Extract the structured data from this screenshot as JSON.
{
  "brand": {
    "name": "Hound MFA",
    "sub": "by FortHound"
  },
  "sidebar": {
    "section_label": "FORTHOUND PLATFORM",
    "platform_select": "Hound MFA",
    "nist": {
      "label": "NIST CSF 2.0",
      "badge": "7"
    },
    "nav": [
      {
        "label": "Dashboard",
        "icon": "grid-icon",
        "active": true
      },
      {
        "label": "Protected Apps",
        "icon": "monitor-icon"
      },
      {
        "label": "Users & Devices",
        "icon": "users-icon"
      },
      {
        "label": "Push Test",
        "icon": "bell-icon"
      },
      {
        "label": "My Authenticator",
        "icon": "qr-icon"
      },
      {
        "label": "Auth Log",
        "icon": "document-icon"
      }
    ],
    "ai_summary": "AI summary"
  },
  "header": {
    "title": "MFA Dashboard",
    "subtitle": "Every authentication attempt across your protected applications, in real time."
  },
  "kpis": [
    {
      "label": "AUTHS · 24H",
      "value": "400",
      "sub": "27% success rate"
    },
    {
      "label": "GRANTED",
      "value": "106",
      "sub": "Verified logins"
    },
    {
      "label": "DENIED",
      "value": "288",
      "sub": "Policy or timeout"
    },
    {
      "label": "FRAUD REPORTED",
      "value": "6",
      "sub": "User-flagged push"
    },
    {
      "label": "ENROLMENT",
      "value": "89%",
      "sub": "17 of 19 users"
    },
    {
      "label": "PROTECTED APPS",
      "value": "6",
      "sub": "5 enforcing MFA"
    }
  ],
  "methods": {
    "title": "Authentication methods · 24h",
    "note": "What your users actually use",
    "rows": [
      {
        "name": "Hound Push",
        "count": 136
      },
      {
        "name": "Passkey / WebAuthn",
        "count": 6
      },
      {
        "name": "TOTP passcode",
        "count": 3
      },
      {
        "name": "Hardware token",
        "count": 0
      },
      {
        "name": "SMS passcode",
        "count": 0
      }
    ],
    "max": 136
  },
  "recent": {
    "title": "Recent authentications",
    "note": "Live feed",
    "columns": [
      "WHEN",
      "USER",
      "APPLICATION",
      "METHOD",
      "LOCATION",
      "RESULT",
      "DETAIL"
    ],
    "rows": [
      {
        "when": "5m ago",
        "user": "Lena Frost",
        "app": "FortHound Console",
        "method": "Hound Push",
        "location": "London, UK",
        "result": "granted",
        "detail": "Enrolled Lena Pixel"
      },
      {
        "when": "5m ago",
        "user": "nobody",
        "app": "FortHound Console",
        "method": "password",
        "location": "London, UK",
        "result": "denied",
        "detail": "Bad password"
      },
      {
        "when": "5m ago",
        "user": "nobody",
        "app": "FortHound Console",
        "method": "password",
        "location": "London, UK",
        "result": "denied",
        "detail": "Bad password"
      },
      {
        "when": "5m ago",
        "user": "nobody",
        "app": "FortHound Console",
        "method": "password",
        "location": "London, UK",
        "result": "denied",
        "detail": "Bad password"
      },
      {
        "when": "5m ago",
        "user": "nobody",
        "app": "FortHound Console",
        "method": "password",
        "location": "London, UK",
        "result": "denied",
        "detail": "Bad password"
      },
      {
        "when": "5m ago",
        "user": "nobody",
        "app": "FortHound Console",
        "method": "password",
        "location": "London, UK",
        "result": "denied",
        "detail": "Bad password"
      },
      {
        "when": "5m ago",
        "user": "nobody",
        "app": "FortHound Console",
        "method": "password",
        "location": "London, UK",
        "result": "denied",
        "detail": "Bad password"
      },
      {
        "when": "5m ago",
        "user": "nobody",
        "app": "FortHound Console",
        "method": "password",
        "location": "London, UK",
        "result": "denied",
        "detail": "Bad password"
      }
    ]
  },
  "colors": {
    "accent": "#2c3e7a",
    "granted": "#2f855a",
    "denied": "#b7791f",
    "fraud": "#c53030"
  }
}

--

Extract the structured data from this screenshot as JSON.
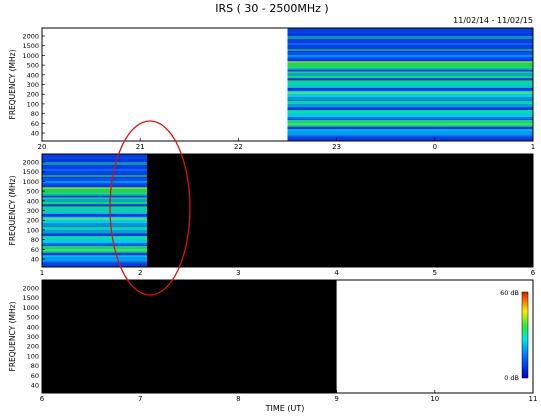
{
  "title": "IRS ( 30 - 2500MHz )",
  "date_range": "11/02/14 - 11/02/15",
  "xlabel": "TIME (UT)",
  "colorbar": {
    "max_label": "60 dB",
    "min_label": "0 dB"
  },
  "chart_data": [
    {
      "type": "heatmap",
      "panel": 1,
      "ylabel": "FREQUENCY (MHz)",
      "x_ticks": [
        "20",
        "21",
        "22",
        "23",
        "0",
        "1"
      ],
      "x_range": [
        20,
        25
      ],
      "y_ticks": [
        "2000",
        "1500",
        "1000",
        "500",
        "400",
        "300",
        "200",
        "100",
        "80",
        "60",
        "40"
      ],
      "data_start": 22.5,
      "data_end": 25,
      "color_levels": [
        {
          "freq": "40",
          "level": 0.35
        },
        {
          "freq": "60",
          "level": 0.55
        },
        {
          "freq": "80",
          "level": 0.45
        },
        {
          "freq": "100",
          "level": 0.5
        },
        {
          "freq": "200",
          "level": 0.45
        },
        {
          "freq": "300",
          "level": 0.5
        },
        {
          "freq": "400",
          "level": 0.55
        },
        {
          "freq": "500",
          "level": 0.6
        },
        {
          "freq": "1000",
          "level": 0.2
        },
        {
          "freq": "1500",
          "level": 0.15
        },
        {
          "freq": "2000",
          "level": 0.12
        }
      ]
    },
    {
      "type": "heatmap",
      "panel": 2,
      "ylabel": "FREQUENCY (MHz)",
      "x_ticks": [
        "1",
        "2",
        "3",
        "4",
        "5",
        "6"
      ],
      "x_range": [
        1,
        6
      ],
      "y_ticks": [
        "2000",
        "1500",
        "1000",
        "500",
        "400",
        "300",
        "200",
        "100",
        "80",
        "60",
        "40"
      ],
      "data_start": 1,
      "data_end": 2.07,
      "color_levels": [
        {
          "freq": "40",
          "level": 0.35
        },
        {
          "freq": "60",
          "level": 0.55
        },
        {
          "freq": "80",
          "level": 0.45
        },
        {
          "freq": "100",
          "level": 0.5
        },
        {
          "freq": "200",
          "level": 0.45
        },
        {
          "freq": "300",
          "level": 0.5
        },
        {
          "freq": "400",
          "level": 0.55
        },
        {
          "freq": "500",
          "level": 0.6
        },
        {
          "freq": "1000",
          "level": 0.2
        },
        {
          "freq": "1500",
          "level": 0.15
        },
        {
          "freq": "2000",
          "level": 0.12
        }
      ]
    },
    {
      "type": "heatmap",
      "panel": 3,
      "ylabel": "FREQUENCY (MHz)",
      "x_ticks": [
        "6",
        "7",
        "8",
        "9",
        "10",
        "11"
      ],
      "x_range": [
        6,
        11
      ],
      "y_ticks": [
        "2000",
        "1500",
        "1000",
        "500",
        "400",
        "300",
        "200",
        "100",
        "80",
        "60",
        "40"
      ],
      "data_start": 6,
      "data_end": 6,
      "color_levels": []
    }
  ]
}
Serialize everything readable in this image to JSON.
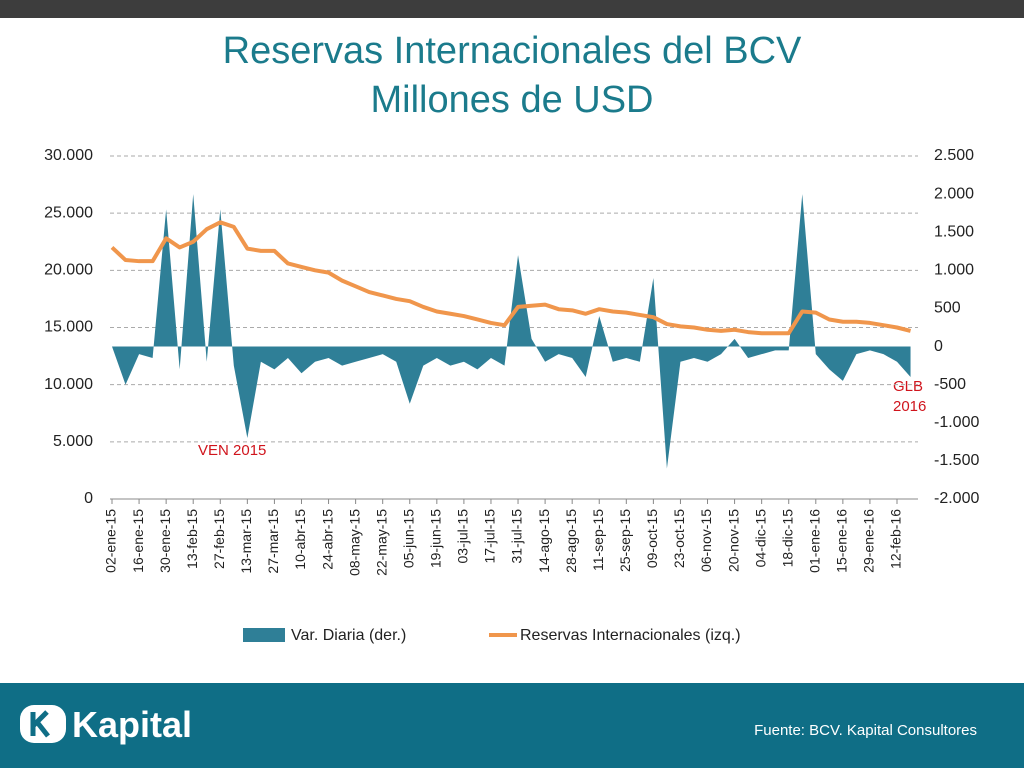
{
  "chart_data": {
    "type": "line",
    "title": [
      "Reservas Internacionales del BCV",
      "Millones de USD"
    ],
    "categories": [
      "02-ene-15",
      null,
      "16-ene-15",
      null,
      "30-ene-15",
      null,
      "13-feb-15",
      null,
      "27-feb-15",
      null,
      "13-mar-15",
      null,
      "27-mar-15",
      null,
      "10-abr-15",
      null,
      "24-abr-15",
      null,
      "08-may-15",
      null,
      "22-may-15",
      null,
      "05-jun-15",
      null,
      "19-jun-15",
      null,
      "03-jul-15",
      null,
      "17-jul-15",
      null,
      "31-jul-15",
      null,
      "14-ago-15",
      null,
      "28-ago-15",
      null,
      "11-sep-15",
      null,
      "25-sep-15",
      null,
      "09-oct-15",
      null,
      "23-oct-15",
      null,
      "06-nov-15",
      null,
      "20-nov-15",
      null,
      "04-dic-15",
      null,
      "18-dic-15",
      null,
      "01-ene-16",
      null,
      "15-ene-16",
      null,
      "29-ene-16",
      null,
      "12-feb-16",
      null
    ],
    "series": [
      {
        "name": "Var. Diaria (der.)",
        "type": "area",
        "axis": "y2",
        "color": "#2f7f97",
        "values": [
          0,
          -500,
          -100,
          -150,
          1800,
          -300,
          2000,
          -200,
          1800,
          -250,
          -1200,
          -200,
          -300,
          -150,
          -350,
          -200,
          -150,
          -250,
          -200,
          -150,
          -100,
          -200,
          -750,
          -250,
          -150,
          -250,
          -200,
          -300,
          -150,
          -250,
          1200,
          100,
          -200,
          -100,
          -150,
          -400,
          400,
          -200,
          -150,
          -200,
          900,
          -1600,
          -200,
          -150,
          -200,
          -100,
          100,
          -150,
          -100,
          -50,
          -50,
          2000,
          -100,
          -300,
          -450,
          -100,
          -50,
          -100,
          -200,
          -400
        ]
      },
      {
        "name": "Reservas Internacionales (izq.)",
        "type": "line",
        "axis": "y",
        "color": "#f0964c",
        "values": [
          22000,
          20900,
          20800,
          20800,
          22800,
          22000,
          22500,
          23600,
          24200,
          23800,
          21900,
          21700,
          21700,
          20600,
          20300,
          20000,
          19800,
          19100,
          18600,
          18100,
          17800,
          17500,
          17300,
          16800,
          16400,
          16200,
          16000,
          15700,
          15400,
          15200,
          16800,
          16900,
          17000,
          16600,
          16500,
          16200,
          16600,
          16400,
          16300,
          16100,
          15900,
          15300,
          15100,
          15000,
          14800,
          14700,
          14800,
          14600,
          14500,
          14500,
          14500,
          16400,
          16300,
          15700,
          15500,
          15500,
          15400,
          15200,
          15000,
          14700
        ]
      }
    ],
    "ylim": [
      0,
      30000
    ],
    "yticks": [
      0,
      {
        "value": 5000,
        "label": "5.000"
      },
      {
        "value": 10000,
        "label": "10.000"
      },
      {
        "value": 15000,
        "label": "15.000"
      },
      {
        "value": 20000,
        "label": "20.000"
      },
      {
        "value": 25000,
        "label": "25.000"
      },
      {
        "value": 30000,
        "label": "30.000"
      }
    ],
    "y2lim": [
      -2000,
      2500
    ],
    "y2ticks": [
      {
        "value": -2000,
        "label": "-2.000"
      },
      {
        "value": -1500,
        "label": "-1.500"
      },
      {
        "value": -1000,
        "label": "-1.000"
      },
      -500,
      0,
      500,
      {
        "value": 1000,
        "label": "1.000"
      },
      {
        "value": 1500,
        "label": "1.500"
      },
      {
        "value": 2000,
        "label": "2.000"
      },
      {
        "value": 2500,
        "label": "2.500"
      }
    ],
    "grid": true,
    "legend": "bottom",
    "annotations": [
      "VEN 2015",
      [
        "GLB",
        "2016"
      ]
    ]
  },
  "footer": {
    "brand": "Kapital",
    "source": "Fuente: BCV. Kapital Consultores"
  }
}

**Stated exercise**: Tally the lines in the entries above that hold the word "Lena". Reply with nothing but that count.

**Completed exercise**: 2